◆ Given request ◆
Write out the whole listing again, exactly.

— Start —

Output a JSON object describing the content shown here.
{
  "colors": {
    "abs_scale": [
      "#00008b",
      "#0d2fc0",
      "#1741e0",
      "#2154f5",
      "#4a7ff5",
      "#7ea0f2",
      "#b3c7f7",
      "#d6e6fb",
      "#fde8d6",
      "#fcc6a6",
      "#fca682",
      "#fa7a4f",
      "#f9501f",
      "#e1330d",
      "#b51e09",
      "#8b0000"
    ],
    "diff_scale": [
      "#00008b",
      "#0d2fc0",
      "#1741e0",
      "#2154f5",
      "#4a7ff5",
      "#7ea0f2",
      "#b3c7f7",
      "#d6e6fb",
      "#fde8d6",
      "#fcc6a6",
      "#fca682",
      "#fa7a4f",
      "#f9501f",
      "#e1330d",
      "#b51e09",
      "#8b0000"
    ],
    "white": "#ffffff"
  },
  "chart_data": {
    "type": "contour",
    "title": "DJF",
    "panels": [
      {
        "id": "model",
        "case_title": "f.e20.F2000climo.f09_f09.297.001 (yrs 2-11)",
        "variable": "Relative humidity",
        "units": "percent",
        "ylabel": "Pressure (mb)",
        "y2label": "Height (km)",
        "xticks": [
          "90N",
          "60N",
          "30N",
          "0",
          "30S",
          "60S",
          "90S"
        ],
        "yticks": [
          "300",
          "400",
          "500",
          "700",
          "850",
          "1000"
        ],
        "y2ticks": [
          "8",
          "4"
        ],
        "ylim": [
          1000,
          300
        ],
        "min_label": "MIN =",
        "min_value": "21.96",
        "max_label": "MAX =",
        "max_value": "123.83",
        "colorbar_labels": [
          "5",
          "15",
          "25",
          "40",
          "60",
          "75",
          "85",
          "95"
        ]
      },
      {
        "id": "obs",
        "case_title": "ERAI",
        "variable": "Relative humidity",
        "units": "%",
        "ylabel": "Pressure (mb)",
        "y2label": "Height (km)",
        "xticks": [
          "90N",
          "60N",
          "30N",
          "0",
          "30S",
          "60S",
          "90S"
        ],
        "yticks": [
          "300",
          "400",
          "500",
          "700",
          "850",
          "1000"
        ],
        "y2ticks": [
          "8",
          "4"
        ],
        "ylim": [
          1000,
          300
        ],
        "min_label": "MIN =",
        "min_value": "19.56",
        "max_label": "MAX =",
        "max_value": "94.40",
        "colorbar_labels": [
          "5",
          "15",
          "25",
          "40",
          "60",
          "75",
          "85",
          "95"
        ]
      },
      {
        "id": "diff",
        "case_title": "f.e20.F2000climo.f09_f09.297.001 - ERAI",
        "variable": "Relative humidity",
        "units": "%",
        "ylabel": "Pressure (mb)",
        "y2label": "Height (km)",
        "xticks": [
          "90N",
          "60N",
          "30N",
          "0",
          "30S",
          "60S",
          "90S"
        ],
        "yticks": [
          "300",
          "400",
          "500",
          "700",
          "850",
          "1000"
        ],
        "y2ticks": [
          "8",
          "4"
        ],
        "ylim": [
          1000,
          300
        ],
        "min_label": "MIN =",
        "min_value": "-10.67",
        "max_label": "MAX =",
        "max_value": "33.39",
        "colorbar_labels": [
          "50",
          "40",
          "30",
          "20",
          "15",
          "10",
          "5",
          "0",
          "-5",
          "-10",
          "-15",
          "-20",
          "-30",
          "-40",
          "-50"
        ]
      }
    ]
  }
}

— End —

◆ Finished answer ◆
Output a JSON object describing the content shown here.
{
  "colors": {
    "abs_scale": [
      "#00008b",
      "#0d2fc0",
      "#1741e0",
      "#2154f5",
      "#4a7ff5",
      "#7ea0f2",
      "#b3c7f7",
      "#d6e6fb",
      "#fde8d6",
      "#fcc6a6",
      "#fca682",
      "#fa7a4f",
      "#f9501f",
      "#e1330d",
      "#b51e09",
      "#8b0000"
    ],
    "diff_scale": [
      "#00008b",
      "#0d2fc0",
      "#1741e0",
      "#2154f5",
      "#4a7ff5",
      "#7ea0f2",
      "#b3c7f7",
      "#d6e6fb",
      "#fde8d6",
      "#fcc6a6",
      "#fca682",
      "#fa7a4f",
      "#f9501f",
      "#e1330d",
      "#b51e09",
      "#8b0000"
    ],
    "white": "#ffffff"
  },
  "chart_data": {
    "type": "contour",
    "title": "DJF",
    "panels": [
      {
        "id": "model",
        "case_title": "f.e20.F2000climo.f09_f09.297.001 (yrs 2-11)",
        "variable": "Relative humidity",
        "units": "percent",
        "ylabel": "Pressure (mb)",
        "y2label": "Height (km)",
        "xticks": [
          "90N",
          "60N",
          "30N",
          "0",
          "30S",
          "60S",
          "90S"
        ],
        "yticks": [
          "300",
          "400",
          "500",
          "700",
          "850",
          "1000"
        ],
        "y2ticks": [
          "8",
          "4"
        ],
        "ylim": [
          1000,
          300
        ],
        "min_label": "MIN =",
        "min_value": "21.96",
        "max_label": "MAX =",
        "max_value": "123.83",
        "colorbar_labels": [
          "5",
          "15",
          "25",
          "40",
          "60",
          "75",
          "85",
          "95"
        ]
      },
      {
        "id": "obs",
        "case_title": "ERAI",
        "variable": "Relative humidity",
        "units": "%",
        "ylabel": "Pressure (mb)",
        "y2label": "Height (km)",
        "xticks": [
          "90N",
          "60N",
          "30N",
          "0",
          "30S",
          "60S",
          "90S"
        ],
        "yticks": [
          "300",
          "400",
          "500",
          "700",
          "850",
          "1000"
        ],
        "y2ticks": [
          "8",
          "4"
        ],
        "ylim": [
          1000,
          300
        ],
        "min_label": "MIN =",
        "min_value": "19.56",
        "max_label": "MAX =",
        "max_value": "94.40",
        "colorbar_labels": [
          "5",
          "15",
          "25",
          "40",
          "60",
          "75",
          "85",
          "95"
        ]
      },
      {
        "id": "diff",
        "case_title": "f.e20.F2000climo.f09_f09.297.001 - ERAI",
        "variable": "Relative humidity",
        "units": "%",
        "ylabel": "Pressure (mb)",
        "y2label": "Height (km)",
        "xticks": [
          "90N",
          "60N",
          "30N",
          "0",
          "30S",
          "60S",
          "90S"
        ],
        "yticks": [
          "300",
          "400",
          "500",
          "700",
          "850",
          "1000"
        ],
        "y2ticks": [
          "8",
          "4"
        ],
        "ylim": [
          1000,
          300
        ],
        "min_label": "MIN =",
        "min_value": "-10.67",
        "max_label": "MAX =",
        "max_value": "33.39",
        "colorbar_labels": [
          "50",
          "40",
          "30",
          "20",
          "15",
          "10",
          "5",
          "0",
          "-5",
          "-10",
          "-15",
          "-20",
          "-30",
          "-40",
          "-50"
        ]
      }
    ]
  }
}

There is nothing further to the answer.